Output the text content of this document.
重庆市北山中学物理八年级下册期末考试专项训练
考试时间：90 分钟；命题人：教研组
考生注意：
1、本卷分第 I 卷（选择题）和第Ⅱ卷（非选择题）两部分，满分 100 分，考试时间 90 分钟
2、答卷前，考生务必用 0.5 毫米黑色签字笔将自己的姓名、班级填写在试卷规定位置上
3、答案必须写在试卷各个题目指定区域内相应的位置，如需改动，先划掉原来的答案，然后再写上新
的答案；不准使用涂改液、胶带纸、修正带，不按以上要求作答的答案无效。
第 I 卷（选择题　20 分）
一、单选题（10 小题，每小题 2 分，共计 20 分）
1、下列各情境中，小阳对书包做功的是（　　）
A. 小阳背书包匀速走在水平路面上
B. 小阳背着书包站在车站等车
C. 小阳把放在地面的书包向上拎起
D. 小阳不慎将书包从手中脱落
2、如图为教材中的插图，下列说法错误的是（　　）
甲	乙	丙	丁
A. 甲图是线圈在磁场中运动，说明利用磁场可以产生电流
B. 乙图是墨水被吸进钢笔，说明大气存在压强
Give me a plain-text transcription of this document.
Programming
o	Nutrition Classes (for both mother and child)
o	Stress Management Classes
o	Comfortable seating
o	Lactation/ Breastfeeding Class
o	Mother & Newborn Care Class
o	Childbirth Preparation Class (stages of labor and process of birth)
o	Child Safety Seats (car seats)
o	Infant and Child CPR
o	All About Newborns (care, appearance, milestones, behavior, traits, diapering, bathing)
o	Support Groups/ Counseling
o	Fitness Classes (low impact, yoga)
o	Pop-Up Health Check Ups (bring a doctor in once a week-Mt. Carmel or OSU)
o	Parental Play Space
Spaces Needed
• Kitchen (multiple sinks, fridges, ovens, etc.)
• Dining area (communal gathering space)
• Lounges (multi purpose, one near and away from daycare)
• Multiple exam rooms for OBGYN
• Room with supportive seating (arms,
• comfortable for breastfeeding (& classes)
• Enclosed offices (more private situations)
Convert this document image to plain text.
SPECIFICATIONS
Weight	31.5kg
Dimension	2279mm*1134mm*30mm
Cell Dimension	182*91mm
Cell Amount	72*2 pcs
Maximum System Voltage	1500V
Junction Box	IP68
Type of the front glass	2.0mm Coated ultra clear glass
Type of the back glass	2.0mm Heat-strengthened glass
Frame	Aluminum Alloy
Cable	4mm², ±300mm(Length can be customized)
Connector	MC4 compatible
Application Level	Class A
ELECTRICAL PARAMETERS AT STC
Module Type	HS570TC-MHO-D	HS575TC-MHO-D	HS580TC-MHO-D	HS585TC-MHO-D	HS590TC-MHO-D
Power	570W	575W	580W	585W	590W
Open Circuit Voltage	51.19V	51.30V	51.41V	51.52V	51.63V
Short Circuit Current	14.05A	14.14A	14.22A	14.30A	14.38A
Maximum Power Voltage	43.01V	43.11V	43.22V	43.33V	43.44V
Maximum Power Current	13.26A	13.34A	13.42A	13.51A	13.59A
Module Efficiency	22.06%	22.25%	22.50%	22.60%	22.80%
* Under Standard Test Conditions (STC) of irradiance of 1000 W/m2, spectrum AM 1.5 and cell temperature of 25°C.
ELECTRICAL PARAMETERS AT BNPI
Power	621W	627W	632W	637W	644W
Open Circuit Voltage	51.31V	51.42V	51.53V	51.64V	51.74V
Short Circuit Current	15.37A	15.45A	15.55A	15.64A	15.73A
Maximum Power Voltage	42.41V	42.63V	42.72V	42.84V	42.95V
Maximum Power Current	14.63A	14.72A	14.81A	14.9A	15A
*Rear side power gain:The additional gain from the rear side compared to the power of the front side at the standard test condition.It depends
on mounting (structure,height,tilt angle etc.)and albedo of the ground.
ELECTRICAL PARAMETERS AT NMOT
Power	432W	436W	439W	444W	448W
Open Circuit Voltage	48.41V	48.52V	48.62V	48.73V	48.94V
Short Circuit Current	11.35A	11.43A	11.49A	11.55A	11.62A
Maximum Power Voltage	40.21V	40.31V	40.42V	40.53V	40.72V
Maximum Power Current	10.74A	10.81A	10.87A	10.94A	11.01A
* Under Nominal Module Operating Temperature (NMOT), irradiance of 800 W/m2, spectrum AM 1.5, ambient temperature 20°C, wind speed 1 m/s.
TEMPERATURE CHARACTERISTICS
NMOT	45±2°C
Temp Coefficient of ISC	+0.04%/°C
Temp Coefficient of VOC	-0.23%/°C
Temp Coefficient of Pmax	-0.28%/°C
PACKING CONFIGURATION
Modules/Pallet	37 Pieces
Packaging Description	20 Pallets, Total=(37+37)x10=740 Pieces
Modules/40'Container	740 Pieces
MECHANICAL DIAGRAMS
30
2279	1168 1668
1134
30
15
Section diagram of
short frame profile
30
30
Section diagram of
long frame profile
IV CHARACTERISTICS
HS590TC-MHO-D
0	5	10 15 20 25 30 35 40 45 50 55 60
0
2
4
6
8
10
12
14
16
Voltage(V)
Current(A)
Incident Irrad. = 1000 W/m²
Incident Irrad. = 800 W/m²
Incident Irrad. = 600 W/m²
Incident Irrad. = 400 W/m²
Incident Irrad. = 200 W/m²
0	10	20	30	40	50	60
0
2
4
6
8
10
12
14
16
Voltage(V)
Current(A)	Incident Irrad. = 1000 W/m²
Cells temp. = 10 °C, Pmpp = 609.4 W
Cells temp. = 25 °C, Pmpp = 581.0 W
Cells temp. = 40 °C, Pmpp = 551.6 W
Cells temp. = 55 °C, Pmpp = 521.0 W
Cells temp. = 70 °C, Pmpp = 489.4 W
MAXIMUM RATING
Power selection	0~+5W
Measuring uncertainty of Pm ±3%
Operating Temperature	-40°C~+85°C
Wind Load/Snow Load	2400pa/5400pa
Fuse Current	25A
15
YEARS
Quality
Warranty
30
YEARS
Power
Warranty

━━━━━━━━━━━━━━━━━━━━

TASK PROMPT: Of the lines in the material above, state how many contain the string "front"; give no other text.

ANSWER TO THIS TASK: 2